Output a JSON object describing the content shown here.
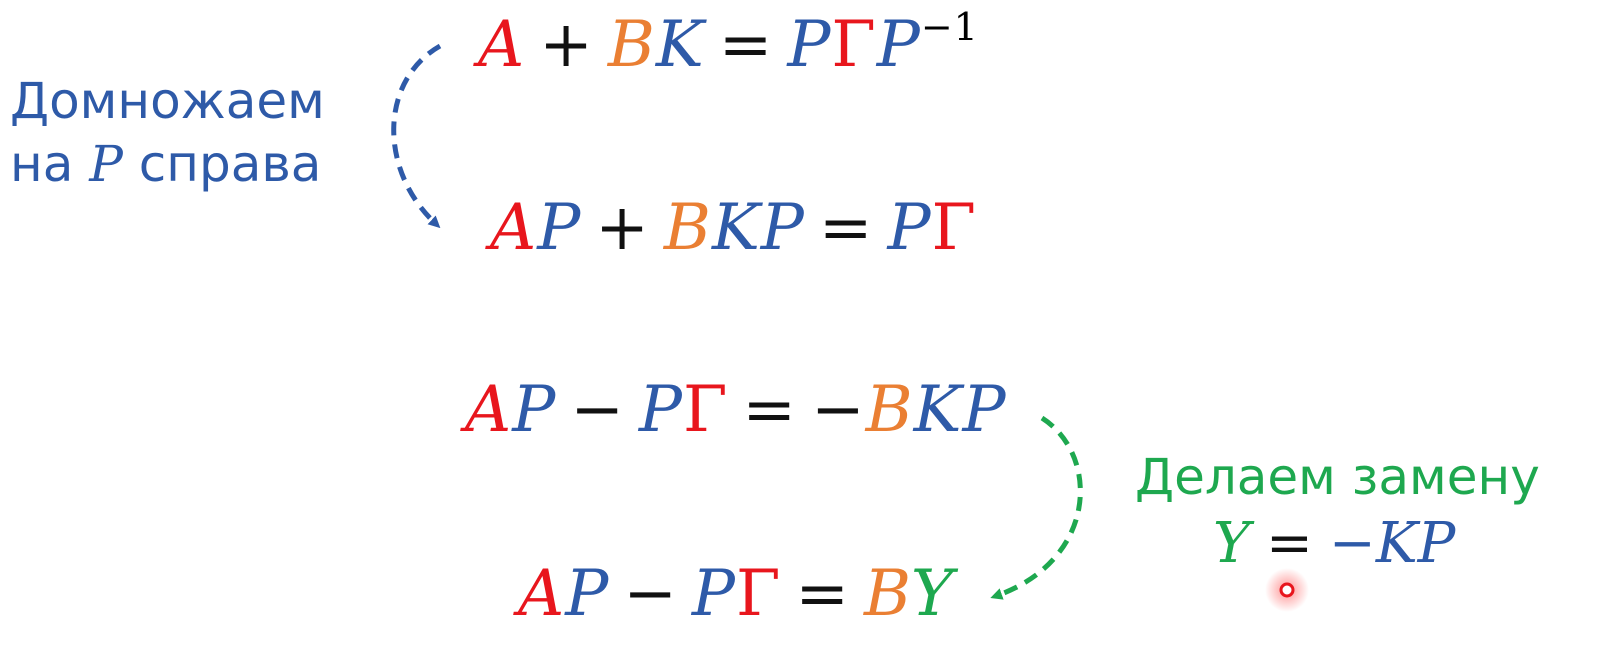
{
  "eq1": {
    "a": "A",
    "plus": "+",
    "b": "B",
    "k": "K",
    "eq": "=",
    "p": "P",
    "gamma": "Γ",
    "p2": "P",
    "inv": "−1"
  },
  "eq2": {
    "a": "A",
    "p": "P",
    "plus": "+",
    "b": "B",
    "k": "K",
    "p2": "P",
    "eq": "=",
    "p3": "P",
    "gamma": "Γ"
  },
  "eq3": {
    "a": "A",
    "p": "P",
    "minus": "−",
    "p2": "P",
    "gamma": "Γ",
    "eq": "=",
    "neg": "−",
    "b": "B",
    "k": "K",
    "p3": "P"
  },
  "eq4": {
    "a": "A",
    "p": "P",
    "minus": "−",
    "p2": "P",
    "gamma": "Γ",
    "eq": "=",
    "b": "B",
    "y": "Y"
  },
  "note_left": {
    "line1": "Домножаем",
    "line2_pre": "на ",
    "line2_var": "P",
    "line2_post": " справа"
  },
  "note_right": {
    "line1": "Делаем замену",
    "y": "Y",
    "eq": "=",
    "rhs": "−KP"
  },
  "colors": {
    "red": "#e8161d",
    "blue": "#2e5aa8",
    "orange": "#ea7f33",
    "green": "#1ea84f"
  }
}
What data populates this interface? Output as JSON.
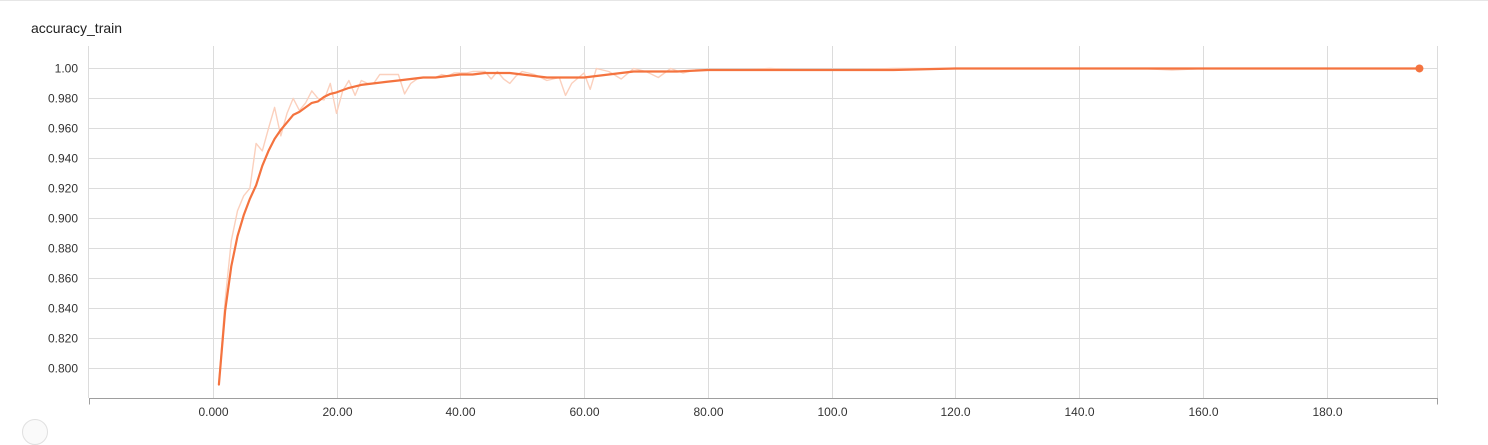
{
  "card": {
    "title": "accuracy_train"
  },
  "colors": {
    "series_main": "#f4733f",
    "series_raw": "#fbd0bd",
    "grid": "#dcdcdc",
    "axis": "#9e9e9e",
    "marker": "#f4733f"
  },
  "chart_data": {
    "type": "line",
    "title": "accuracy_train",
    "xlabel": "",
    "ylabel": "",
    "xlim": [
      -20,
      198
    ],
    "ylim": [
      0.78,
      1.015
    ],
    "grid": true,
    "x_ticks": [
      {
        "value": 0,
        "label": "0.000"
      },
      {
        "value": 20,
        "label": "20.00"
      },
      {
        "value": 40,
        "label": "40.00"
      },
      {
        "value": 60,
        "label": "60.00"
      },
      {
        "value": 80,
        "label": "80.00"
      },
      {
        "value": 100,
        "label": "100.0"
      },
      {
        "value": 120,
        "label": "120.0"
      },
      {
        "value": 140,
        "label": "140.0"
      },
      {
        "value": 160,
        "label": "160.0"
      },
      {
        "value": 180,
        "label": "180.0"
      }
    ],
    "y_ticks": [
      {
        "value": 0.8,
        "label": "0.800"
      },
      {
        "value": 0.82,
        "label": "0.820"
      },
      {
        "value": 0.84,
        "label": "0.840"
      },
      {
        "value": 0.86,
        "label": "0.860"
      },
      {
        "value": 0.88,
        "label": "0.880"
      },
      {
        "value": 0.9,
        "label": "0.900"
      },
      {
        "value": 0.92,
        "label": "0.920"
      },
      {
        "value": 0.94,
        "label": "0.940"
      },
      {
        "value": 0.96,
        "label": "0.960"
      },
      {
        "value": 0.98,
        "label": "0.980"
      },
      {
        "value": 1.0,
        "label": "1.00"
      }
    ],
    "series": [
      {
        "role": "raw",
        "x": [
          1,
          2,
          3,
          4,
          5,
          6,
          7,
          8,
          9,
          10,
          11,
          12,
          13,
          14,
          15,
          16,
          17,
          18,
          19,
          20,
          21,
          22,
          23,
          24,
          25,
          26,
          27,
          28,
          29,
          30,
          31,
          32,
          33,
          34,
          35,
          36,
          37,
          38,
          39,
          40,
          41,
          42,
          43,
          44,
          45,
          46,
          47,
          48,
          49,
          50,
          52,
          54,
          56,
          57,
          58,
          60,
          61,
          62,
          64,
          66,
          68,
          70,
          72,
          74,
          76,
          78,
          80,
          85,
          90,
          95,
          100,
          110,
          120,
          130,
          140,
          150,
          155,
          160,
          170,
          180,
          190,
          195
        ],
        "y": [
          0.79,
          0.845,
          0.885,
          0.905,
          0.915,
          0.92,
          0.95,
          0.945,
          0.96,
          0.974,
          0.955,
          0.97,
          0.98,
          0.972,
          0.977,
          0.985,
          0.98,
          0.979,
          0.99,
          0.97,
          0.985,
          0.992,
          0.982,
          0.992,
          0.99,
          0.99,
          0.996,
          0.996,
          0.996,
          0.996,
          0.983,
          0.99,
          0.993,
          0.994,
          0.994,
          0.994,
          0.996,
          0.995,
          0.997,
          0.997,
          0.997,
          0.998,
          0.998,
          0.998,
          0.993,
          0.998,
          0.993,
          0.99,
          0.995,
          0.998,
          0.996,
          0.992,
          0.994,
          0.982,
          0.99,
          0.997,
          0.986,
          1.0,
          0.998,
          0.993,
          1.0,
          0.998,
          0.994,
          1.0,
          0.997,
          0.999,
          0.999,
          0.999,
          1.0,
          0.999,
          0.999,
          1.0,
          1.0,
          1.0,
          1.0,
          1.0,
          0.999,
          1.0,
          1.0,
          1.0,
          1.0,
          1.0
        ]
      },
      {
        "role": "smoothed",
        "x": [
          1,
          2,
          3,
          4,
          5,
          6,
          7,
          8,
          9,
          10,
          11,
          12,
          13,
          14,
          15,
          16,
          17,
          18,
          19,
          20,
          22,
          24,
          26,
          28,
          30,
          32,
          34,
          36,
          38,
          40,
          42,
          44,
          46,
          48,
          50,
          52,
          54,
          56,
          58,
          60,
          62,
          64,
          66,
          68,
          70,
          75,
          80,
          90,
          100,
          110,
          120,
          130,
          140,
          150,
          160,
          170,
          180,
          190,
          195
        ],
        "y": [
          0.789,
          0.838,
          0.868,
          0.888,
          0.902,
          0.913,
          0.922,
          0.935,
          0.945,
          0.953,
          0.959,
          0.964,
          0.969,
          0.971,
          0.974,
          0.977,
          0.978,
          0.981,
          0.983,
          0.984,
          0.987,
          0.989,
          0.99,
          0.991,
          0.992,
          0.993,
          0.994,
          0.994,
          0.995,
          0.996,
          0.996,
          0.997,
          0.997,
          0.997,
          0.996,
          0.995,
          0.994,
          0.994,
          0.994,
          0.994,
          0.995,
          0.996,
          0.997,
          0.998,
          0.998,
          0.998,
          0.999,
          0.999,
          0.999,
          0.999,
          1.0,
          1.0,
          1.0,
          1.0,
          1.0,
          1.0,
          1.0,
          1.0,
          1.0
        ]
      }
    ],
    "last_point": {
      "x": 195,
      "y": 1.0
    }
  }
}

***

• PROBLEM TO SOLVE
Omit the pictures and reproduce the listing exactly.

• EXERCISE RESPONSE
Output a JSON object describing the content shown here.
{
  "eq1": {
    "a": "A",
    "plus": "+",
    "b": "B",
    "k": "K",
    "eq": "=",
    "p": "P",
    "gamma": "Γ",
    "p2": "P",
    "inv": "−1"
  },
  "eq2": {
    "a": "A",
    "p": "P",
    "plus": "+",
    "b": "B",
    "k": "K",
    "p2": "P",
    "eq": "=",
    "p3": "P",
    "gamma": "Γ"
  },
  "eq3": {
    "a": "A",
    "p": "P",
    "minus": "−",
    "p2": "P",
    "gamma": "Γ",
    "eq": "=",
    "neg": "−",
    "b": "B",
    "k": "K",
    "p3": "P"
  },
  "eq4": {
    "a": "A",
    "p": "P",
    "minus": "−",
    "p2": "P",
    "gamma": "Γ",
    "eq": "=",
    "b": "B",
    "y": "Y"
  },
  "note_left": {
    "line1": "Домножаем",
    "line2_pre": "на ",
    "line2_var": "P",
    "line2_post": " справа"
  },
  "note_right": {
    "line1": "Делаем замену",
    "y": "Y",
    "eq": "=",
    "rhs": "−KP"
  },
  "colors": {
    "red": "#e8161d",
    "blue": "#2e5aa8",
    "orange": "#ea7f33",
    "green": "#1ea84f"
  }
}
What data populates this interface? Output as JSON.
{
  "card": {
    "title": "accuracy_train"
  },
  "colors": {
    "series_main": "#f4733f",
    "series_raw": "#fbd0bd",
    "grid": "#dcdcdc",
    "axis": "#9e9e9e",
    "marker": "#f4733f"
  },
  "chart_data": {
    "type": "line",
    "title": "accuracy_train",
    "xlabel": "",
    "ylabel": "",
    "xlim": [
      -20,
      198
    ],
    "ylim": [
      0.78,
      1.015
    ],
    "grid": true,
    "x_ticks": [
      {
        "value": 0,
        "label": "0.000"
      },
      {
        "value": 20,
        "label": "20.00"
      },
      {
        "value": 40,
        "label": "40.00"
      },
      {
        "value": 60,
        "label": "60.00"
      },
      {
        "value": 80,
        "label": "80.00"
      },
      {
        "value": 100,
        "label": "100.0"
      },
      {
        "value": 120,
        "label": "120.0"
      },
      {
        "value": 140,
        "label": "140.0"
      },
      {
        "value": 160,
        "label": "160.0"
      },
      {
        "value": 180,
        "label": "180.0"
      }
    ],
    "y_ticks": [
      {
        "value": 0.8,
        "label": "0.800"
      },
      {
        "value": 0.82,
        "label": "0.820"
      },
      {
        "value": 0.84,
        "label": "0.840"
      },
      {
        "value": 0.86,
        "label": "0.860"
      },
      {
        "value": 0.88,
        "label": "0.880"
      },
      {
        "value": 0.9,
        "label": "0.900"
      },
      {
        "value": 0.92,
        "label": "0.920"
      },
      {
        "value": 0.94,
        "label": "0.940"
      },
      {
        "value": 0.96,
        "label": "0.960"
      },
      {
        "value": 0.98,
        "label": "0.980"
      },
      {
        "value": 1.0,
        "label": "1.00"
      }
    ],
    "series": [
      {
        "role": "raw",
        "x": [
          1,
          2,
          3,
          4,
          5,
          6,
          7,
          8,
          9,
          10,
          11,
          12,
          13,
          14,
          15,
          16,
          17,
          18,
          19,
          20,
          21,
          22,
          23,
          24,
          25,
          26,
          27,
          28,
          29,
          30,
          31,
          32,
          33,
          34,
          35,
          36,
          37,
          38,
          39,
          40,
          41,
          42,
          43,
          44,
          45,
          46,
          47,
          48,
          49,
          50,
          52,
          54,
          56,
          57,
          58,
          60,
          61,
          62,
          64,
          66,
          68,
          70,
          72,
          74,
          76,
          78,
          80,
          85,
          90,
          95,
          100,
          110,
          120,
          130,
          140,
          150,
          155,
          160,
          170,
          180,
          190,
          195
        ],
        "y": [
          0.79,
          0.845,
          0.885,
          0.905,
          0.915,
          0.92,
          0.95,
          0.945,
          0.96,
          0.974,
          0.955,
          0.97,
          0.98,
          0.972,
          0.977,
          0.985,
          0.98,
          0.979,
          0.99,
          0.97,
          0.985,
          0.992,
          0.982,
          0.992,
          0.99,
          0.99,
          0.996,
          0.996,
          0.996,
          0.996,
          0.983,
          0.99,
          0.993,
          0.994,
          0.994,
          0.994,
          0.996,
          0.995,
          0.997,
          0.997,
          0.997,
          0.998,
          0.998,
          0.998,
          0.993,
          0.998,
          0.993,
          0.99,
          0.995,
          0.998,
          0.996,
          0.992,
          0.994,
          0.982,
          0.99,
          0.997,
          0.986,
          1.0,
          0.998,
          0.993,
          1.0,
          0.998,
          0.994,
          1.0,
          0.997,
          0.999,
          0.999,
          0.999,
          1.0,
          0.999,
          0.999,
          1.0,
          1.0,
          1.0,
          1.0,
          1.0,
          0.999,
          1.0,
          1.0,
          1.0,
          1.0,
          1.0
        ]
      },
      {
        "role": "smoothed",
        "x": [
          1,
          2,
          3,
          4,
          5,
          6,
          7,
          8,
          9,
          10,
          11,
          12,
          13,
          14,
          15,
          16,
          17,
          18,
          19,
          20,
          22,
          24,
          26,
          28,
          30,
          32,
          34,
          36,
          38,
          40,
          42,
          44,
          46,
          48,
          50,
          52,
          54,
          56,
          58,
          60,
          62,
          64,
          66,
          68,
          70,
          75,
          80,
          90,
          100,
          110,
          120,
          130,
          140,
          150,
          160,
          170,
          180,
          190,
          195
        ],
        "y": [
          0.789,
          0.838,
          0.868,
          0.888,
          0.902,
          0.913,
          0.922,
          0.935,
          0.945,
          0.953,
          0.959,
          0.964,
          0.969,
          0.971,
          0.974,
          0.977,
          0.978,
          0.981,
          0.983,
          0.984,
          0.987,
          0.989,
          0.99,
          0.991,
          0.992,
          0.993,
          0.994,
          0.994,
          0.995,
          0.996,
          0.996,
          0.997,
          0.997,
          0.997,
          0.996,
          0.995,
          0.994,
          0.994,
          0.994,
          0.994,
          0.995,
          0.996,
          0.997,
          0.998,
          0.998,
          0.998,
          0.999,
          0.999,
          0.999,
          0.999,
          1.0,
          1.0,
          1.0,
          1.0,
          1.0,
          1.0,
          1.0,
          1.0,
          1.0
        ]
      }
    ],
    "last_point": {
      "x": 195,
      "y": 1.0
    }
  }
}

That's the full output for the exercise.